**Task statement:**
Scan the following material for the string "Accuracy" and copy each line in which it appears.

== Record list ==

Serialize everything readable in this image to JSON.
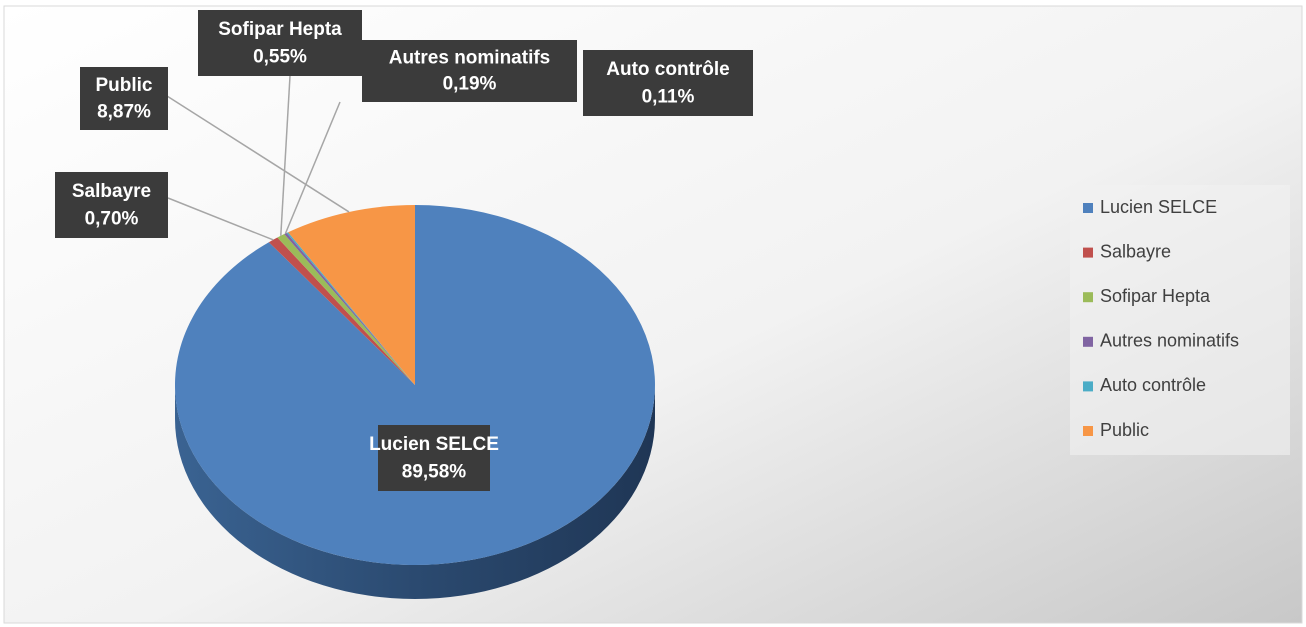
{
  "chart_data": {
    "type": "pie",
    "categories": [
      "Lucien SELCE",
      "Salbayre",
      "Sofipar Hepta",
      "Autres nominatifs",
      "Auto contrôle",
      "Public"
    ],
    "values": [
      89.58,
      0.7,
      0.55,
      0.19,
      0.11,
      8.87
    ],
    "value_labels": [
      "89,58%",
      "0,70%",
      "0,55%",
      "0,19%",
      "0,11%",
      "8,87%"
    ],
    "colors": [
      "#4f81bd",
      "#c0504d",
      "#9bbb59",
      "#8064a2",
      "#4bacc6",
      "#f79646"
    ],
    "legend": "right"
  }
}
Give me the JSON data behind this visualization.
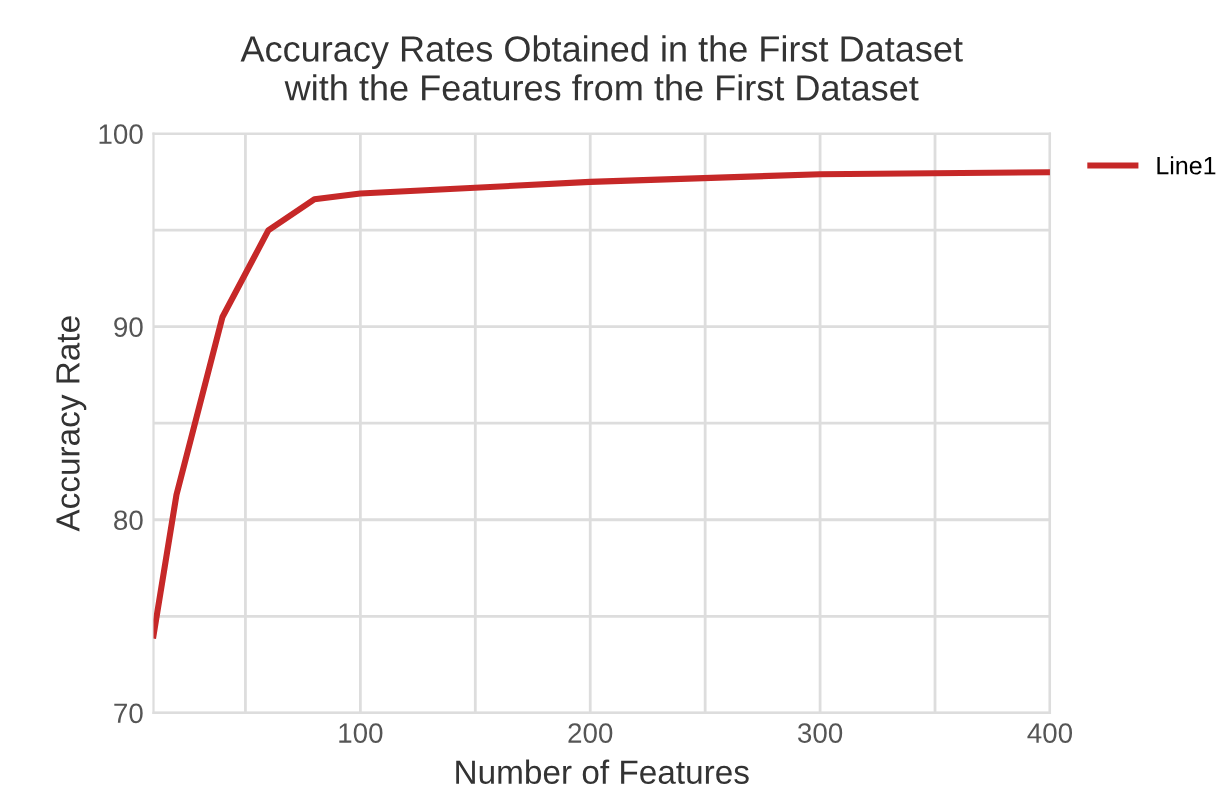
{
  "chart_data": {
    "type": "line",
    "title": "Accuracy Rates Obtained in the First Dataset\nwith the Features from the First Dataset",
    "xlabel": "Number of Features",
    "ylabel": "Accuracy Rate",
    "x": [
      10,
      20,
      40,
      60,
      80,
      100,
      200,
      300,
      400
    ],
    "series": [
      {
        "name": "Line1",
        "color": "#c62828",
        "values": [
          74.0,
          81.3,
          90.5,
          95.0,
          96.6,
          96.9,
          97.5,
          97.9,
          98.0
        ]
      }
    ],
    "xlim": [
      10,
      400
    ],
    "xticks": [
      {
        "value": 50,
        "label": null
      },
      100,
      {
        "value": 150,
        "label": null
      },
      200,
      {
        "value": 250,
        "label": null
      },
      300,
      {
        "value": 350,
        "label": null
      },
      400
    ],
    "ylim": [
      70,
      100
    ],
    "yticks": [
      70,
      {
        "value": 75,
        "label": null
      },
      80,
      {
        "value": 85,
        "label": null
      },
      90,
      {
        "value": 95,
        "label": null
      },
      100
    ],
    "grid": true,
    "legend": "right",
    "marker": "none",
    "line_style": "solid"
  }
}
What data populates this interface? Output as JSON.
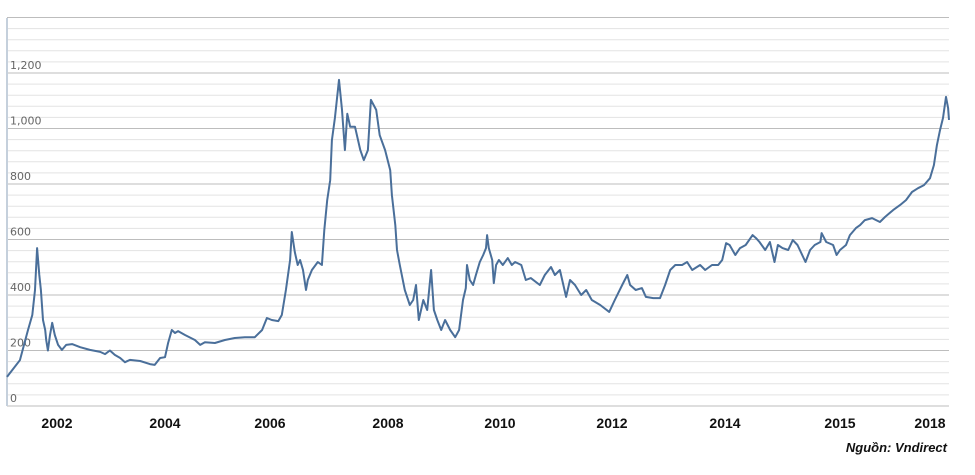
{
  "chart_data": {
    "type": "line",
    "title": "",
    "xlabel": "",
    "ylabel": "",
    "ylim": [
      0,
      1400
    ],
    "xlim": [
      2001.07,
      2018.63
    ],
    "y_ticks": [
      0,
      200,
      400,
      600,
      800,
      1000,
      1200
    ],
    "y_tick_labels": [
      "0",
      "200",
      "400",
      "600",
      "800",
      "1,000",
      "1,200"
    ],
    "minor_grid_step": 40,
    "grid": true,
    "x_tick_labels": [
      "2002",
      "2004",
      "2006",
      "2008",
      "2010",
      "2012",
      "2014",
      "2015",
      "2018"
    ],
    "line_color": "#4a6f9a",
    "series": [
      {
        "points": [
          [
            2001.07,
            105
          ],
          [
            2001.17,
            130
          ],
          [
            2001.31,
            165
          ],
          [
            2001.41,
            238
          ],
          [
            2001.46,
            274
          ],
          [
            2001.54,
            328
          ],
          [
            2001.59,
            418
          ],
          [
            2001.63,
            569
          ],
          [
            2001.67,
            472
          ],
          [
            2001.7,
            418
          ],
          [
            2001.74,
            310
          ],
          [
            2001.78,
            274
          ],
          [
            2001.8,
            238
          ],
          [
            2001.83,
            200
          ],
          [
            2001.87,
            256
          ],
          [
            2001.91,
            300
          ],
          [
            2001.96,
            256
          ],
          [
            2002.02,
            220
          ],
          [
            2002.09,
            202
          ],
          [
            2002.17,
            220
          ],
          [
            2002.28,
            223
          ],
          [
            2002.43,
            212
          ],
          [
            2002.61,
            202
          ],
          [
            2002.8,
            195
          ],
          [
            2002.89,
            187
          ],
          [
            2002.98,
            200
          ],
          [
            2003.07,
            184
          ],
          [
            2003.17,
            173
          ],
          [
            2003.26,
            158
          ],
          [
            2003.35,
            166
          ],
          [
            2003.54,
            162
          ],
          [
            2003.72,
            151
          ],
          [
            2003.81,
            148
          ],
          [
            2003.91,
            173
          ],
          [
            2004.0,
            176
          ],
          [
            2004.06,
            227
          ],
          [
            2004.13,
            274
          ],
          [
            2004.19,
            263
          ],
          [
            2004.25,
            270
          ],
          [
            2004.38,
            256
          ],
          [
            2004.57,
            238
          ],
          [
            2004.67,
            220
          ],
          [
            2004.76,
            230
          ],
          [
            2004.95,
            227
          ],
          [
            2005.14,
            238
          ],
          [
            2005.33,
            245
          ],
          [
            2005.52,
            248
          ],
          [
            2005.71,
            248
          ],
          [
            2005.85,
            274
          ],
          [
            2005.94,
            317
          ],
          [
            2006.03,
            310
          ],
          [
            2006.14,
            306
          ],
          [
            2006.2,
            328
          ],
          [
            2006.27,
            418
          ],
          [
            2006.34,
            526
          ],
          [
            2006.37,
            627
          ],
          [
            2006.42,
            555
          ],
          [
            2006.47,
            508
          ],
          [
            2006.51,
            526
          ],
          [
            2006.56,
            490
          ],
          [
            2006.61,
            418
          ],
          [
            2006.64,
            454
          ],
          [
            2006.71,
            490
          ],
          [
            2006.81,
            519
          ],
          [
            2006.88,
            508
          ],
          [
            2006.92,
            634
          ],
          [
            2006.97,
            742
          ],
          [
            2007.02,
            814
          ],
          [
            2007.05,
            958
          ],
          [
            2007.1,
            1038
          ],
          [
            2007.17,
            1175
          ],
          [
            2007.22,
            1067
          ],
          [
            2007.27,
            922
          ],
          [
            2007.31,
            1053
          ],
          [
            2007.36,
            1006
          ],
          [
            2007.44,
            1006
          ],
          [
            2007.53,
            922
          ],
          [
            2007.59,
            886
          ],
          [
            2007.66,
            922
          ],
          [
            2007.71,
            1103
          ],
          [
            2007.8,
            1067
          ],
          [
            2007.86,
            976
          ],
          [
            2007.95,
            922
          ],
          [
            2008.04,
            850
          ],
          [
            2008.07,
            760
          ],
          [
            2008.13,
            652
          ],
          [
            2008.16,
            562
          ],
          [
            2008.21,
            508
          ],
          [
            2008.3,
            418
          ],
          [
            2008.39,
            364
          ],
          [
            2008.45,
            382
          ],
          [
            2008.5,
            436
          ],
          [
            2008.55,
            310
          ],
          [
            2008.63,
            382
          ],
          [
            2008.7,
            346
          ],
          [
            2008.77,
            490
          ],
          [
            2008.82,
            346
          ],
          [
            2008.88,
            310
          ],
          [
            2008.95,
            274
          ],
          [
            2009.02,
            310
          ],
          [
            2009.11,
            274
          ],
          [
            2009.2,
            248
          ],
          [
            2009.27,
            274
          ],
          [
            2009.34,
            382
          ],
          [
            2009.39,
            425
          ],
          [
            2009.41,
            508
          ],
          [
            2009.46,
            454
          ],
          [
            2009.52,
            436
          ],
          [
            2009.57,
            472
          ],
          [
            2009.64,
            519
          ],
          [
            2009.7,
            544
          ],
          [
            2009.75,
            569
          ],
          [
            2009.77,
            616
          ],
          [
            2009.8,
            569
          ],
          [
            2009.86,
            526
          ],
          [
            2009.89,
            443
          ],
          [
            2009.93,
            508
          ],
          [
            2009.98,
            526
          ],
          [
            2010.05,
            508
          ],
          [
            2010.14,
            533
          ],
          [
            2010.21,
            508
          ],
          [
            2010.27,
            519
          ],
          [
            2010.38,
            508
          ],
          [
            2010.46,
            454
          ],
          [
            2010.55,
            461
          ],
          [
            2010.71,
            436
          ],
          [
            2010.8,
            472
          ],
          [
            2010.91,
            501
          ],
          [
            2010.98,
            472
          ],
          [
            2011.07,
            490
          ],
          [
            2011.18,
            393
          ],
          [
            2011.25,
            454
          ],
          [
            2011.34,
            436
          ],
          [
            2011.45,
            400
          ],
          [
            2011.54,
            418
          ],
          [
            2011.64,
            382
          ],
          [
            2011.79,
            364
          ],
          [
            2011.95,
            339
          ],
          [
            2012.05,
            382
          ],
          [
            2012.18,
            436
          ],
          [
            2012.27,
            472
          ],
          [
            2012.32,
            436
          ],
          [
            2012.42,
            418
          ],
          [
            2012.53,
            425
          ],
          [
            2012.6,
            393
          ],
          [
            2012.73,
            389
          ],
          [
            2012.85,
            389
          ],
          [
            2012.94,
            436
          ],
          [
            2013.03,
            490
          ],
          [
            2013.12,
            508
          ],
          [
            2013.24,
            508
          ],
          [
            2013.33,
            519
          ],
          [
            2013.42,
            490
          ],
          [
            2013.56,
            508
          ],
          [
            2013.65,
            490
          ],
          [
            2013.77,
            508
          ],
          [
            2013.88,
            508
          ],
          [
            2013.95,
            526
          ],
          [
            2014.01,
            587
          ],
          [
            2014.04,
            580
          ],
          [
            2014.09,
            544
          ],
          [
            2014.13,
            569
          ],
          [
            2014.18,
            580
          ],
          [
            2014.24,
            616
          ],
          [
            2014.27,
            605
          ],
          [
            2014.3,
            591
          ],
          [
            2014.35,
            562
          ],
          [
            2014.39,
            591
          ],
          [
            2014.43,
            519
          ],
          [
            2014.46,
            580
          ],
          [
            2014.5,
            569
          ],
          [
            2014.55,
            562
          ],
          [
            2014.59,
            598
          ],
          [
            2014.63,
            580
          ],
          [
            2014.7,
            519
          ],
          [
            2014.74,
            562
          ],
          [
            2014.78,
            580
          ],
          [
            2014.83,
            591
          ],
          [
            2014.84,
            623
          ],
          [
            2014.88,
            591
          ],
          [
            2014.94,
            580
          ],
          [
            2014.97,
            544
          ],
          [
            2015.0,
            562
          ],
          [
            2015.2,
            580
          ],
          [
            2015.33,
            616
          ],
          [
            2015.53,
            641
          ],
          [
            2015.67,
            652
          ],
          [
            2015.83,
            670
          ],
          [
            2016.07,
            677
          ],
          [
            2016.33,
            663
          ],
          [
            2016.5,
            681
          ],
          [
            2016.77,
            706
          ],
          [
            2017.0,
            724
          ],
          [
            2017.2,
            742
          ],
          [
            2017.4,
            771
          ],
          [
            2017.6,
            785
          ],
          [
            2017.8,
            796
          ],
          [
            2018.0,
            821
          ],
          [
            2018.13,
            868
          ],
          [
            2018.23,
            940
          ],
          [
            2018.33,
            994
          ],
          [
            2018.43,
            1038
          ],
          [
            2018.53,
            1114
          ],
          [
            2018.6,
            1074
          ],
          [
            2018.63,
            1031
          ]
        ]
      }
    ]
  },
  "source": "Nguồn: Vndirect"
}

===

**Result for this task:**
    "title": "Accuracy Rates Obtained in the First Dataset\nwith the Features from the First Dataset",
    "ylabel": "Accuracy Rate",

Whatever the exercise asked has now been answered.